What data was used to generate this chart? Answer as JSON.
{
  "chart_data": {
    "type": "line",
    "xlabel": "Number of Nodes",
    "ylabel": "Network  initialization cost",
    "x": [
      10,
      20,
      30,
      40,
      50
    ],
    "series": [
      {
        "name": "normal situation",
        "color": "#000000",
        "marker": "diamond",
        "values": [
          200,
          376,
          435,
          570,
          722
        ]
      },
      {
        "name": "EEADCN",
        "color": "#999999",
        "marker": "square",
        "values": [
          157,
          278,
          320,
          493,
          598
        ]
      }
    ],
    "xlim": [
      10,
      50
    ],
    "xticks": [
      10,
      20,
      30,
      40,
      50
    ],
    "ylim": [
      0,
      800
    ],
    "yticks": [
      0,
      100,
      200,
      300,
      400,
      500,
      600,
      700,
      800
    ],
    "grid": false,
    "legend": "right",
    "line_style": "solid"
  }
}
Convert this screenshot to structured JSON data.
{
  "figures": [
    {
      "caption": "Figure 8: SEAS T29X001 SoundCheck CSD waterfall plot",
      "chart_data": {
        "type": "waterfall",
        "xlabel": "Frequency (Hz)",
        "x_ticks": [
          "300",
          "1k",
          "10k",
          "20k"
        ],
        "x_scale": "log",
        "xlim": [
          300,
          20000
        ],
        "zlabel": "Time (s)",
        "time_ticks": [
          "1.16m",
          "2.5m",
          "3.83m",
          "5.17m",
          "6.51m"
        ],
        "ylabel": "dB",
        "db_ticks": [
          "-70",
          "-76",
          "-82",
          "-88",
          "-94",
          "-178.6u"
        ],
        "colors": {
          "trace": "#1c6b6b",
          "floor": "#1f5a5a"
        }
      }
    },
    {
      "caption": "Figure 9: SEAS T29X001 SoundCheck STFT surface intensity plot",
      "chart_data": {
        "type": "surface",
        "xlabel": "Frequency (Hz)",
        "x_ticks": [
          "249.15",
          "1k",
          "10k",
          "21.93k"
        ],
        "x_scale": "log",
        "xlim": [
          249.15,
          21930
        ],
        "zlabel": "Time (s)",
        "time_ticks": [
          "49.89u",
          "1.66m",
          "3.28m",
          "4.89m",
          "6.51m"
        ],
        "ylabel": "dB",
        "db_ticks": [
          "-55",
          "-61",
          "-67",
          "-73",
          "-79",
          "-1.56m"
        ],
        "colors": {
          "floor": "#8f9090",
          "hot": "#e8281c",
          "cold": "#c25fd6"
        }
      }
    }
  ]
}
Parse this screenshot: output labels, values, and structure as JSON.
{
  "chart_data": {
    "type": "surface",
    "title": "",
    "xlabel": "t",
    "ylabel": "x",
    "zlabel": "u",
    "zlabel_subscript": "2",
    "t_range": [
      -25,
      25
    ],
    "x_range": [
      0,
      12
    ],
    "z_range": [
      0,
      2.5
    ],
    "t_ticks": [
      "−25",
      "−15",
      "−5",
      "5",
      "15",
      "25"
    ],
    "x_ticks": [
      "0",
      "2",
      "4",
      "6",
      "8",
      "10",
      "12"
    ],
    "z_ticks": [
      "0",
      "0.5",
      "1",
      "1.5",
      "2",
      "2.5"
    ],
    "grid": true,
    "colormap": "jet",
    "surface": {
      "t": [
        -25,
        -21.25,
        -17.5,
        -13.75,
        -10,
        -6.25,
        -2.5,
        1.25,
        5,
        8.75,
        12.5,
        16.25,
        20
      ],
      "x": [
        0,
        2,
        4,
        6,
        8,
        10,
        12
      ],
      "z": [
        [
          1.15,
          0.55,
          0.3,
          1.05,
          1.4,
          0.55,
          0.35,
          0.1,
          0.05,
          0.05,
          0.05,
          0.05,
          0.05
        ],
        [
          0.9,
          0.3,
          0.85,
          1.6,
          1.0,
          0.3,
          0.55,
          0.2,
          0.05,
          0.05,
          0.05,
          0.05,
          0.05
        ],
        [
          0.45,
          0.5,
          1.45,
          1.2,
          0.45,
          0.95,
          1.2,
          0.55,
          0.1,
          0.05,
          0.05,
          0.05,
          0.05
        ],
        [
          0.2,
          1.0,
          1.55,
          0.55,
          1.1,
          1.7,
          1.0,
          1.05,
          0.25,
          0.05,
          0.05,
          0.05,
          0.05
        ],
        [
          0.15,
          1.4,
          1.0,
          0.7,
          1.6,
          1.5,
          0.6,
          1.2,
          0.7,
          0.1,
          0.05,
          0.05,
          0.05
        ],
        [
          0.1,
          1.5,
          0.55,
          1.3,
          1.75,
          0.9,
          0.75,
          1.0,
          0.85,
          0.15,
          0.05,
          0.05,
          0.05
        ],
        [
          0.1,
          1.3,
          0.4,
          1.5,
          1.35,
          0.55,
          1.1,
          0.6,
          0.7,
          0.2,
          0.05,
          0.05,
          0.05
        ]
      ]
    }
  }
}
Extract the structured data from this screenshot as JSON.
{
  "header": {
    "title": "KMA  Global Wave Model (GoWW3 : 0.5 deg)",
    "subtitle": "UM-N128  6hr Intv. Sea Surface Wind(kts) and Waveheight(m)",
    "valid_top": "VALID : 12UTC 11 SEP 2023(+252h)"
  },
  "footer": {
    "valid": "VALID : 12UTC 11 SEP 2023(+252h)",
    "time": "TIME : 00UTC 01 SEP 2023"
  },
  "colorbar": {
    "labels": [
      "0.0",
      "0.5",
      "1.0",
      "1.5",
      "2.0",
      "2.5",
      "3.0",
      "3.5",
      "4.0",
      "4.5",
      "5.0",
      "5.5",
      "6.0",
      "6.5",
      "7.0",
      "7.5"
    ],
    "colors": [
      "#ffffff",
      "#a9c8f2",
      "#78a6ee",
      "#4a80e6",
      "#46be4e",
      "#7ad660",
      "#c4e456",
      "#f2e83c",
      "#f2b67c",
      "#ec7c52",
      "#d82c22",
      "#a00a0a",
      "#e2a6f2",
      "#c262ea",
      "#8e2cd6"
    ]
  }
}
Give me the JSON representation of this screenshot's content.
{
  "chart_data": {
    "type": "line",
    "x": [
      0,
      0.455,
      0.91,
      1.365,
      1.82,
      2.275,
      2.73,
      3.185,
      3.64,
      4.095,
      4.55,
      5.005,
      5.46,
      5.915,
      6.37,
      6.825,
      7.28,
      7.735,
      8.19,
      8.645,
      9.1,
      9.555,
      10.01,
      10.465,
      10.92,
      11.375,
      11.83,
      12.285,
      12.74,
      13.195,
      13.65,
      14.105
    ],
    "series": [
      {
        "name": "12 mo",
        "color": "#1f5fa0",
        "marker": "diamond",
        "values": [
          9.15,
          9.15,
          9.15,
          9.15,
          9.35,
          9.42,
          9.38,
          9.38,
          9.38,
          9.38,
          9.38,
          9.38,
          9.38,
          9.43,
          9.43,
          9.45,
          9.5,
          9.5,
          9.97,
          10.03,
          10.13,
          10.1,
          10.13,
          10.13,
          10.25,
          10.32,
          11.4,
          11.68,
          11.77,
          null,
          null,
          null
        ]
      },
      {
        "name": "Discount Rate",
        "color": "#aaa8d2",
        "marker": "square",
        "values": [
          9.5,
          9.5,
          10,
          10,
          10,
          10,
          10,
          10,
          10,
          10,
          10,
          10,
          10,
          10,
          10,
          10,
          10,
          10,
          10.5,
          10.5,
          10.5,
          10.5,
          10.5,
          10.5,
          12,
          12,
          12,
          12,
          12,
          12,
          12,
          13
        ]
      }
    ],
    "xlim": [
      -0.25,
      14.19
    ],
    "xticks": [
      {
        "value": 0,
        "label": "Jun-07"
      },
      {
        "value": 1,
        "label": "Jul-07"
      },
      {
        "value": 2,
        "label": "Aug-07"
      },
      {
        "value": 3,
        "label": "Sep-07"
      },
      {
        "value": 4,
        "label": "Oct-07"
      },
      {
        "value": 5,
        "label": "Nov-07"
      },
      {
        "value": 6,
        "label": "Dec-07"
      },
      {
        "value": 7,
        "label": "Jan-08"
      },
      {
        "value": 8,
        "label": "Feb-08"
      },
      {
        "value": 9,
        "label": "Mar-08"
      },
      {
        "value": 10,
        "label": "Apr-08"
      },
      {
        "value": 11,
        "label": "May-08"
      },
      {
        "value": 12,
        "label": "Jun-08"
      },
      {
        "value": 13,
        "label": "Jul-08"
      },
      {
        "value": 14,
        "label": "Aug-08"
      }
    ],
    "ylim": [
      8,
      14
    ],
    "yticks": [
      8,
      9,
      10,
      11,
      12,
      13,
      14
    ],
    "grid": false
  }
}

· · · · · · ·

*EXERCISE PROMPT*
Scan the material above. Copy each line that holds the word "plot".

*REPLY*
      "caption": "Figure 8: SEAS T29X001 SoundCheck CSD waterfall plot",
      "caption": "Figure 9: SEAS T29X001 SoundCheck STFT surface intensity plot",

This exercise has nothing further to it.